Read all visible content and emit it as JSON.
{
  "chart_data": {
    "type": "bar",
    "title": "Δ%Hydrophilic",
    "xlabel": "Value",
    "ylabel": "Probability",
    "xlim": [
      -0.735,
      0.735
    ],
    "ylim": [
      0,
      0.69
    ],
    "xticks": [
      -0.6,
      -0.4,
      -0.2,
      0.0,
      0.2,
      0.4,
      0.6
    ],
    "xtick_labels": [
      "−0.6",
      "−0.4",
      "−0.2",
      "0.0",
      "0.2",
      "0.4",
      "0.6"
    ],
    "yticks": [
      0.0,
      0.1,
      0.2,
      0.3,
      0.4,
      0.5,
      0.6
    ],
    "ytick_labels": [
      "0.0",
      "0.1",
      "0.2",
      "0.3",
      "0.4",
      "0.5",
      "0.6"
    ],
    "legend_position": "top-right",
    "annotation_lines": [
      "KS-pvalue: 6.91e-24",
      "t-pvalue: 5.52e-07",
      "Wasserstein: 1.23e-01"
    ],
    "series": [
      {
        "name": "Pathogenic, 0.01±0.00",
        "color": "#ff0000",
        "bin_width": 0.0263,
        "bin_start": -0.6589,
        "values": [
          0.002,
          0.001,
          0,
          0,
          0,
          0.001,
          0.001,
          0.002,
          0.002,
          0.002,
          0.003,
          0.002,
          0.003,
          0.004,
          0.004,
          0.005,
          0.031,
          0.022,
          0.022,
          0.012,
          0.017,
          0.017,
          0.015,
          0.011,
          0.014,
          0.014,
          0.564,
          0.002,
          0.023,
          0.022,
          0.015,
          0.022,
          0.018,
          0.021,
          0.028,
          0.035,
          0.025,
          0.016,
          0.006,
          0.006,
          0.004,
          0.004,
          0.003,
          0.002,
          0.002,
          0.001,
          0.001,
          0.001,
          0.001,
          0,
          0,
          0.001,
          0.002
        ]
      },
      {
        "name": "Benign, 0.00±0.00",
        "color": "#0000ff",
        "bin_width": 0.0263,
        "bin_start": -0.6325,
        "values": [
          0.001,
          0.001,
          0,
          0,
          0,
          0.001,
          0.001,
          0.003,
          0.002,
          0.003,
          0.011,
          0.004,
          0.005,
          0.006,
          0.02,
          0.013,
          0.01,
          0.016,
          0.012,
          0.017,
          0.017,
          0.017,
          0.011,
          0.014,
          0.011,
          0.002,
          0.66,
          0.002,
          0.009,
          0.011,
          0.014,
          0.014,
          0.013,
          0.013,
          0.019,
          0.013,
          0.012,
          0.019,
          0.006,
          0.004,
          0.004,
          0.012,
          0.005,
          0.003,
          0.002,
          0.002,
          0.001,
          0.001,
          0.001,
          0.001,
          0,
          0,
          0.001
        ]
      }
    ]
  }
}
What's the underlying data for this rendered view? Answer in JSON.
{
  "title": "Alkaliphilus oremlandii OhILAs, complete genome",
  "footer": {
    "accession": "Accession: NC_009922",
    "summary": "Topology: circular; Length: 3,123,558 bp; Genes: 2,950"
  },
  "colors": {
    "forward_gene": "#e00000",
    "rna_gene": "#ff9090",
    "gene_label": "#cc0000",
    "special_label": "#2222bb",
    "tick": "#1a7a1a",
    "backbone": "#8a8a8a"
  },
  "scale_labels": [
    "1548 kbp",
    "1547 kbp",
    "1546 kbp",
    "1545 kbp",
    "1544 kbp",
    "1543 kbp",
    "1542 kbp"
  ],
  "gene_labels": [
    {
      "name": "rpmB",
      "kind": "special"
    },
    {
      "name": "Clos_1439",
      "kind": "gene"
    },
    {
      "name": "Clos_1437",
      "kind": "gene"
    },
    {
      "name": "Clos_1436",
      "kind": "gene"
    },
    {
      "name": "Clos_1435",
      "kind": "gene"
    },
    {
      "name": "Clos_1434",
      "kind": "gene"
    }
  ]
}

· · · · ·

## [TASK OBJECTIVE]
Every entry above must be reproduced word for word.

## [OUTPUT FOR THIS TASK]
Read all visible content and emit it as JSON.
{
  "chart_data": {
    "type": "bar",
    "title": "Δ%Hydrophilic",
    "xlabel": "Value",
    "ylabel": "Probability",
    "xlim": [
      -0.735,
      0.735
    ],
    "ylim": [
      0,
      0.69
    ],
    "xticks": [
      -0.6,
      -0.4,
      -0.2,
      0.0,
      0.2,
      0.4,
      0.6
    ],
    "xtick_labels": [
      "−0.6",
      "−0.4",
      "−0.2",
      "0.0",
      "0.2",
      "0.4",
      "0.6"
    ],
    "yticks": [
      0.0,
      0.1,
      0.2,
      0.3,
      0.4,
      0.5,
      0.6
    ],
    "ytick_labels": [
      "0.0",
      "0.1",
      "0.2",
      "0.3",
      "0.4",
      "0.5",
      "0.6"
    ],
    "legend_position": "top-right",
    "annotation_lines": [
      "KS-pvalue: 6.91e-24",
      "t-pvalue: 5.52e-07",
      "Wasserstein: 1.23e-01"
    ],
    "series": [
      {
        "name": "Pathogenic, 0.01±0.00",
        "color": "#ff0000",
        "bin_width": 0.0263,
        "bin_start": -0.6589,
        "values": [
          0.002,
          0.001,
          0,
          0,
          0,
          0.001,
          0.001,
          0.002,
          0.002,
          0.002,
          0.003,
          0.002,
          0.003,
          0.004,
          0.004,
          0.005,
          0.031,
          0.022,
          0.022,
          0.012,
          0.017,
          0.017,
          0.015,
          0.011,
          0.014,
          0.014,
          0.564,
          0.002,
          0.023,
          0.022,
          0.015,
          0.022,
          0.018,
          0.021,
          0.028,
          0.035,
          0.025,
          0.016,
          0.006,
          0.006,
          0.004,
          0.004,
          0.003,
          0.002,
          0.002,
          0.001,
          0.001,
          0.001,
          0.001,
          0,
          0,
          0.001,
          0.002
        ]
      },
      {
        "name": "Benign, 0.00±0.00",
        "color": "#0000ff",
        "bin_width": 0.0263,
        "bin_start": -0.6325,
        "values": [
          0.001,
          0.001,
          0,
          0,
          0,
          0.001,
          0.001,
          0.003,
          0.002,
          0.003,
          0.011,
          0.004,
          0.005,
          0.006,
          0.02,
          0.013,
          0.01,
          0.016,
          0.012,
          0.017,
          0.017,
          0.017,
          0.011,
          0.014,
          0.011,
          0.002,
          0.66,
          0.002,
          0.009,
          0.011,
          0.014,
          0.014,
          0.013,
          0.013,
          0.019,
          0.013,
          0.012,
          0.019,
          0.006,
          0.004,
          0.004,
          0.012,
          0.005,
          0.003,
          0.002,
          0.002,
          0.001,
          0.001,
          0.001,
          0.001,
          0,
          0,
          0.001
        ]
      }
    ]
  }
}
What's the underlying data for this rendered view? Answer in JSON.
{
  "title": "Alkaliphilus oremlandii OhILAs, complete genome",
  "footer": {
    "accession": "Accession: NC_009922",
    "summary": "Topology: circular; Length: 3,123,558 bp; Genes: 2,950"
  },
  "colors": {
    "forward_gene": "#e00000",
    "rna_gene": "#ff9090",
    "gene_label": "#cc0000",
    "special_label": "#2222bb",
    "tick": "#1a7a1a",
    "backbone": "#8a8a8a"
  },
  "scale_labels": [
    "1548 kbp",
    "1547 kbp",
    "1546 kbp",
    "1545 kbp",
    "1544 kbp",
    "1543 kbp",
    "1542 kbp"
  ],
  "gene_labels": [
    {
      "name": "rpmB",
      "kind": "special"
    },
    {
      "name": "Clos_1439",
      "kind": "gene"
    },
    {
      "name": "Clos_1437",
      "kind": "gene"
    },
    {
      "name": "Clos_1436",
      "kind": "gene"
    },
    {
      "name": "Clos_1435",
      "kind": "gene"
    },
    {
      "name": "Clos_1434",
      "kind": "gene"
    }
  ]
}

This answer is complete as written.